■ Passage shown:
________
I’m not sure I love it as much as I do the other books I’ve read by Wein, but I did thoroughly enjoy it.

All the Light We Cannot See

by Anthony Doerr
First sentence: “At dusk they pour from the sky.”
Support your local independent bookstore: buy it there!
Content: There is some graphic (read: Nazi) violence and about a half-dozen f-bombs. It’s not a difficult read, even for it’s length, and if there’s a teen interested in WWII, it would be a good one to give. It’s in the adult fiction section of the bookstore.

I’ve kind of been avoiding this one. It was a slow build, but eventually EVERYONE was reading this. And we all know how much I love reading books that everyone is reading. (Not.) At least when it comes to adult books, anyway. I just don’t trust Everyone. (No interest in Gone Girl. Or The Girl on the Train. At. All.)

But this was picked for my in-person book group, and so I was kind of obligated to read it. I didn’t go in expecting much of anything, so I was pleasantly surprised when the chapters were short. And the story was engaging. And that the 500+ page book wasn’t one that was going to bog me down.

In fact, if I dare say this: I enjoyed it. Immensely.

This is, at its simplest, the story of two kids, a blind French girl and an orphan German boy, during World War II. Werner, the boy, is an orphan resigned to growing up in this mining town, working the mines, even though he’s a technical genius. Then, he gets drafted into the German Army, which in 1939 isn’t the happiest place. Marie-Laure is a French girl, living in Paris, with her father who works at the Museum of Natural History. When the Germans invade, they end up in Saint-Malo with Marie-Laure’s great-uncle Etienne. Then her father gets called back to Paris and goes “missing”. Their stories meet, finally, in August 1944, when the town of Saint-Malo is set on fire.
________
Stored data entries
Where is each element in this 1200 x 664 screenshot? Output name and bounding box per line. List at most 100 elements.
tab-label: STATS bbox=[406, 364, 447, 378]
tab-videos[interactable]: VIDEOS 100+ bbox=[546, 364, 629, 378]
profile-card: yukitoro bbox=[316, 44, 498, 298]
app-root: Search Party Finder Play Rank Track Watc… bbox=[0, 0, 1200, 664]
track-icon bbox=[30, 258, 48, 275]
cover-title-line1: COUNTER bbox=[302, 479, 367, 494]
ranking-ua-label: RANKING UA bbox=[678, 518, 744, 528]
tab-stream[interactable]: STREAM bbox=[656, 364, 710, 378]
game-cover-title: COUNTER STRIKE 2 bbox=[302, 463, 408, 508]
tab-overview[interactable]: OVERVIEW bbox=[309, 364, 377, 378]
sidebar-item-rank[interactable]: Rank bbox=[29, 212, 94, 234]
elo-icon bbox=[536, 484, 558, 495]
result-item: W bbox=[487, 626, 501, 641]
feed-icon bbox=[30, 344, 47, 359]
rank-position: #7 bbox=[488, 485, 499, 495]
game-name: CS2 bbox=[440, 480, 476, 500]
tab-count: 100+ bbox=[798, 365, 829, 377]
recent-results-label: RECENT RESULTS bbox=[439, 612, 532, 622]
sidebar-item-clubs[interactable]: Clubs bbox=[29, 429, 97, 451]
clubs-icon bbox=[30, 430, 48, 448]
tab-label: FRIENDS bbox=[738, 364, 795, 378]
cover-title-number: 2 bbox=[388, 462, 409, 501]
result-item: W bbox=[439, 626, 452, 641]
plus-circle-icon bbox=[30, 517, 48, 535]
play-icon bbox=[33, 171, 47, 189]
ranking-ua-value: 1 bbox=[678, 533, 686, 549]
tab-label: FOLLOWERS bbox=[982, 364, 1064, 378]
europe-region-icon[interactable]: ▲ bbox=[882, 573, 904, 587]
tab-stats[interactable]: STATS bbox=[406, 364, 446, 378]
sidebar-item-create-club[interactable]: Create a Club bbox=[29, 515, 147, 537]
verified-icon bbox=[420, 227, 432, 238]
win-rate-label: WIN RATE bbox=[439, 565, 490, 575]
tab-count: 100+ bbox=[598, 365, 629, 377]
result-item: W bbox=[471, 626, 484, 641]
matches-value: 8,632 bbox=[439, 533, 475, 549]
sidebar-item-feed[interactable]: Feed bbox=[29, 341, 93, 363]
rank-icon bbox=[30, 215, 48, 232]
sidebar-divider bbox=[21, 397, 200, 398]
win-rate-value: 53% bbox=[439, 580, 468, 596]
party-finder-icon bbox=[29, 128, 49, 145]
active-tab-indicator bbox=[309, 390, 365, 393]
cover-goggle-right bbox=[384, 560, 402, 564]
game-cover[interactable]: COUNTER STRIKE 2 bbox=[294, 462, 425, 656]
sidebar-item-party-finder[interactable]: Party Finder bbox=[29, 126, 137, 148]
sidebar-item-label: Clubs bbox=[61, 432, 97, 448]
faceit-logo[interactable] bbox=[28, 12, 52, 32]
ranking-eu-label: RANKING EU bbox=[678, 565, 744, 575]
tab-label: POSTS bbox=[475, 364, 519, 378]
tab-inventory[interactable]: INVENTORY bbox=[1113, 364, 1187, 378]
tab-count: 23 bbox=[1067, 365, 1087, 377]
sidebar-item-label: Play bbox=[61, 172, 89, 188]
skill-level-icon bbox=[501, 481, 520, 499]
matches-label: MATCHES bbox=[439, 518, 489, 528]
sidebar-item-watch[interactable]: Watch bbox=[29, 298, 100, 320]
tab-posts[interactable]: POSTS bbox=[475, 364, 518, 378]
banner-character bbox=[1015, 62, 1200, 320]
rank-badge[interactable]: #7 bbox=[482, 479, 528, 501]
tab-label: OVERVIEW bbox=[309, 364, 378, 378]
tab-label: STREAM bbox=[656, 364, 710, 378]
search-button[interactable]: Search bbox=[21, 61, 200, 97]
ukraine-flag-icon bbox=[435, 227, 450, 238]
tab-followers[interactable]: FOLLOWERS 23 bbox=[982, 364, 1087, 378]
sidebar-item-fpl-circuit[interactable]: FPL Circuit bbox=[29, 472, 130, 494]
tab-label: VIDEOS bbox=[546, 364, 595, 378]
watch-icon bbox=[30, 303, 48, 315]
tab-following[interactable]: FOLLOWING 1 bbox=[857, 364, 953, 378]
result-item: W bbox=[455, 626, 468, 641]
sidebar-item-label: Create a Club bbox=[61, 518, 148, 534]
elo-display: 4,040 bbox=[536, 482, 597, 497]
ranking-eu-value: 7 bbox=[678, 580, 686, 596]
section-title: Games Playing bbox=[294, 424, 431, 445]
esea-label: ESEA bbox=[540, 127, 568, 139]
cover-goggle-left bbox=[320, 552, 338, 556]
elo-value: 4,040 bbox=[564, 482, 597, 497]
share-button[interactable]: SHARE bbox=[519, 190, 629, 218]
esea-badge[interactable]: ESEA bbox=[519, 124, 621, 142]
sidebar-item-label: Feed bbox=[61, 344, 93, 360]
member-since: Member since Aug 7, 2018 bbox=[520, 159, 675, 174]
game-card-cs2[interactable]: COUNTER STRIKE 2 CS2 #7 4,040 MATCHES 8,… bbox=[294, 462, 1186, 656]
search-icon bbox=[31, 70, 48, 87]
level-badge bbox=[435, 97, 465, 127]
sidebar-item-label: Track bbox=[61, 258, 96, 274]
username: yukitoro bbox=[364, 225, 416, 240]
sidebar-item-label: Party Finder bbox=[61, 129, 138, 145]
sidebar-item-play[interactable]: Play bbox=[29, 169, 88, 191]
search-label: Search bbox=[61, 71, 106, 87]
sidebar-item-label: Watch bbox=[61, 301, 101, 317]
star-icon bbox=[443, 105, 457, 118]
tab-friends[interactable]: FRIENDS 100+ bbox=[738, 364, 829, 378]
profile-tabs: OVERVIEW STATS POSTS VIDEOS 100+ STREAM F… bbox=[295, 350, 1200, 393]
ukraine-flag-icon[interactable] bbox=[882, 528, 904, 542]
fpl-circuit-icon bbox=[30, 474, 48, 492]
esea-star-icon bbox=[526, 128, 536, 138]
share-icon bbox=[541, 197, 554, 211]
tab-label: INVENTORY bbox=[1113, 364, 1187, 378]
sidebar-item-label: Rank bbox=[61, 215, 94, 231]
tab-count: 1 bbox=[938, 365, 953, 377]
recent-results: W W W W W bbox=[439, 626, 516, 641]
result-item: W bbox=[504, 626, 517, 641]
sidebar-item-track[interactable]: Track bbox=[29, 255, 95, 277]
________
■ Prompt: In the review of All the Light We Cannot See, explain in one to three sentences why the reviewer had avoided the book and why the reviewer read it anyway.

■ Solution: The reviewer had avoided the book because eventually everyone was reading it, and the reviewer does not trust books that everyone is reading, at least adult ones. The reviewer read it anyway because it was picked for the reviewer's in-person book group, which left the reviewer feeling obligated to read it.